EXERCISE TASK:
Reproduce all of the data exactly.

Data entries:
◇ ◇ ◇ ◇ ◇
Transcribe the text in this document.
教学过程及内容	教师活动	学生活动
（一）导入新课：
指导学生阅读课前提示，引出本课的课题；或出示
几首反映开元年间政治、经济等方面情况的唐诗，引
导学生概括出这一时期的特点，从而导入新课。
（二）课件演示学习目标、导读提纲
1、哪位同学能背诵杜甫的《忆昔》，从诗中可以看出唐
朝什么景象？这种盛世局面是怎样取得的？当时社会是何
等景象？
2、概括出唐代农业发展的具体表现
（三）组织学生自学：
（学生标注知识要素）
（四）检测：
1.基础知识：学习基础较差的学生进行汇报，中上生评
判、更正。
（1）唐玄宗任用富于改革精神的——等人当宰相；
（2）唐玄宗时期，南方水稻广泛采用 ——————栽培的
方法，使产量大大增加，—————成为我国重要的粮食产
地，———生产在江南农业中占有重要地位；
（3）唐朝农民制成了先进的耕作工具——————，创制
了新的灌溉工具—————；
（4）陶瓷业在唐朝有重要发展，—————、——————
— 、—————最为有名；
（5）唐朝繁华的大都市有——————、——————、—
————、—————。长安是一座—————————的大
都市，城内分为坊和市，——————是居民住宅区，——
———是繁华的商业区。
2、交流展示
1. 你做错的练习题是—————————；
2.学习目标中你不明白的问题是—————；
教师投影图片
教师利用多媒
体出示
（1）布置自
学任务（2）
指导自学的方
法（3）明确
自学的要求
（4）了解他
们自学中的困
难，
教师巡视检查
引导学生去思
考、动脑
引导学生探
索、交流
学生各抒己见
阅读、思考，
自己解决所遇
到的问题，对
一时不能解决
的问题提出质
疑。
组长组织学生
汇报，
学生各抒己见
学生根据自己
◇ ◇ ◇ ◇ ◇
RESULT OF THE EXERCISE:
Transcribe the text in this document.
教学过程及内容	教师活动	学生活动
（一）导入新课：
指导学生阅读课前提示，引出本课的课题；或出示
几首反映开元年间政治、经济等方面情况的唐诗，引
导学生概括出这一时期的特点，从而导入新课。
（二）课件演示学习目标、导读提纲
1、哪位同学能背诵杜甫的《忆昔》，从诗中可以看出唐
朝什么景象？这种盛世局面是怎样取得的？当时社会是何
等景象？
2、概括出唐代农业发展的具体表现
（三）组织学生自学：
（学生标注知识要素）
（四）检测：
1.基础知识：学习基础较差的学生进行汇报，中上生评
判、更正。
（1）唐玄宗任用富于改革精神的——等人当宰相；
（2）唐玄宗时期，南方水稻广泛采用 ——————栽培的
方法，使产量大大增加，—————成为我国重要的粮食产
地，———生产在江南农业中占有重要地位；
（3）唐朝农民制成了先进的耕作工具——————，创制
了新的灌溉工具—————；
（4）陶瓷业在唐朝有重要发展，—————、——————
— 、—————最为有名；
（5）唐朝繁华的大都市有——————、——————、—
————、—————。长安是一座—————————的大
都市，城内分为坊和市，——————是居民住宅区，——
———是繁华的商业区。
2、交流展示
1. 你做错的练习题是—————————；
2.学习目标中你不明白的问题是—————；
教师投影图片
教师利用多媒
体出示
（1）布置自
学任务（2）
指导自学的方
法（3）明确
自学的要求
（4）了解他
们自学中的困
难，
教师巡视检查
引导学生去思
考、动脑
引导学生探
索、交流
学生各抒己见
阅读、思考，
自己解决所遇
到的问题，对
一时不能解决
的问题提出质
疑。
组长组织学生
汇报，
学生各抒己见
学生根据自己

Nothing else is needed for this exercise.